-- Begin --
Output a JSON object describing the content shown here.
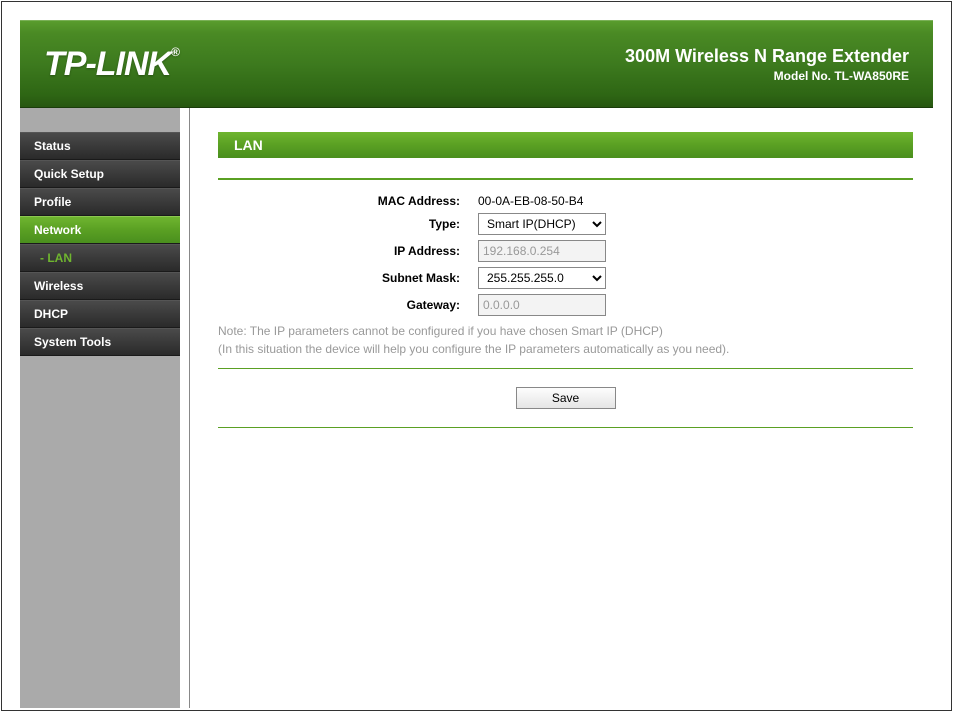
{
  "header": {
    "brand": "TP-LINK",
    "reg": "®",
    "product": "300M Wireless N Range Extender",
    "model_label": "Model No. TL-WA850RE"
  },
  "sidebar": {
    "items": [
      {
        "label": "Status",
        "active": false
      },
      {
        "label": "Quick Setup",
        "active": false
      },
      {
        "label": "Profile",
        "active": false
      },
      {
        "label": "Network",
        "active": true
      },
      {
        "label": "Wireless",
        "active": false
      },
      {
        "label": "DHCP",
        "active": false
      },
      {
        "label": "System Tools",
        "active": false
      }
    ],
    "sub_lan": "- LAN"
  },
  "page": {
    "title": "LAN",
    "mac_label": "MAC Address:",
    "mac_value": "00-0A-EB-08-50-B4",
    "type_label": "Type:",
    "type_value": "Smart IP(DHCP)",
    "ip_label": "IP Address:",
    "ip_value": "192.168.0.254",
    "mask_label": "Subnet Mask:",
    "mask_value": "255.255.255.0",
    "gateway_label": "Gateway:",
    "gateway_value": "0.0.0.0",
    "note_line1": "Note: The IP parameters cannot be configured if you have chosen Smart IP (DHCP)",
    "note_line2": "(In this situation the device will help you configure the IP parameters automatically as you need).",
    "save_label": "Save"
  }
}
-- End --
Print all the records again exactly; do not include any picture.

▸ **Task answer**
Output a JSON object describing the content shown here.
{
  "header": {
    "brand": "TP-LINK",
    "reg": "®",
    "product": "300M Wireless N Range Extender",
    "model_label": "Model No. TL-WA850RE"
  },
  "sidebar": {
    "items": [
      {
        "label": "Status",
        "active": false
      },
      {
        "label": "Quick Setup",
        "active": false
      },
      {
        "label": "Profile",
        "active": false
      },
      {
        "label": "Network",
        "active": true
      },
      {
        "label": "Wireless",
        "active": false
      },
      {
        "label": "DHCP",
        "active": false
      },
      {
        "label": "System Tools",
        "active": false
      }
    ],
    "sub_lan": "- LAN"
  },
  "page": {
    "title": "LAN",
    "mac_label": "MAC Address:",
    "mac_value": "00-0A-EB-08-50-B4",
    "type_label": "Type:",
    "type_value": "Smart IP(DHCP)",
    "ip_label": "IP Address:",
    "ip_value": "192.168.0.254",
    "mask_label": "Subnet Mask:",
    "mask_value": "255.255.255.0",
    "gateway_label": "Gateway:",
    "gateway_value": "0.0.0.0",
    "note_line1": "Note: The IP parameters cannot be configured if you have chosen Smart IP (DHCP)",
    "note_line2": "(In this situation the device will help you configure the IP parameters automatically as you need).",
    "save_label": "Save"
  }
}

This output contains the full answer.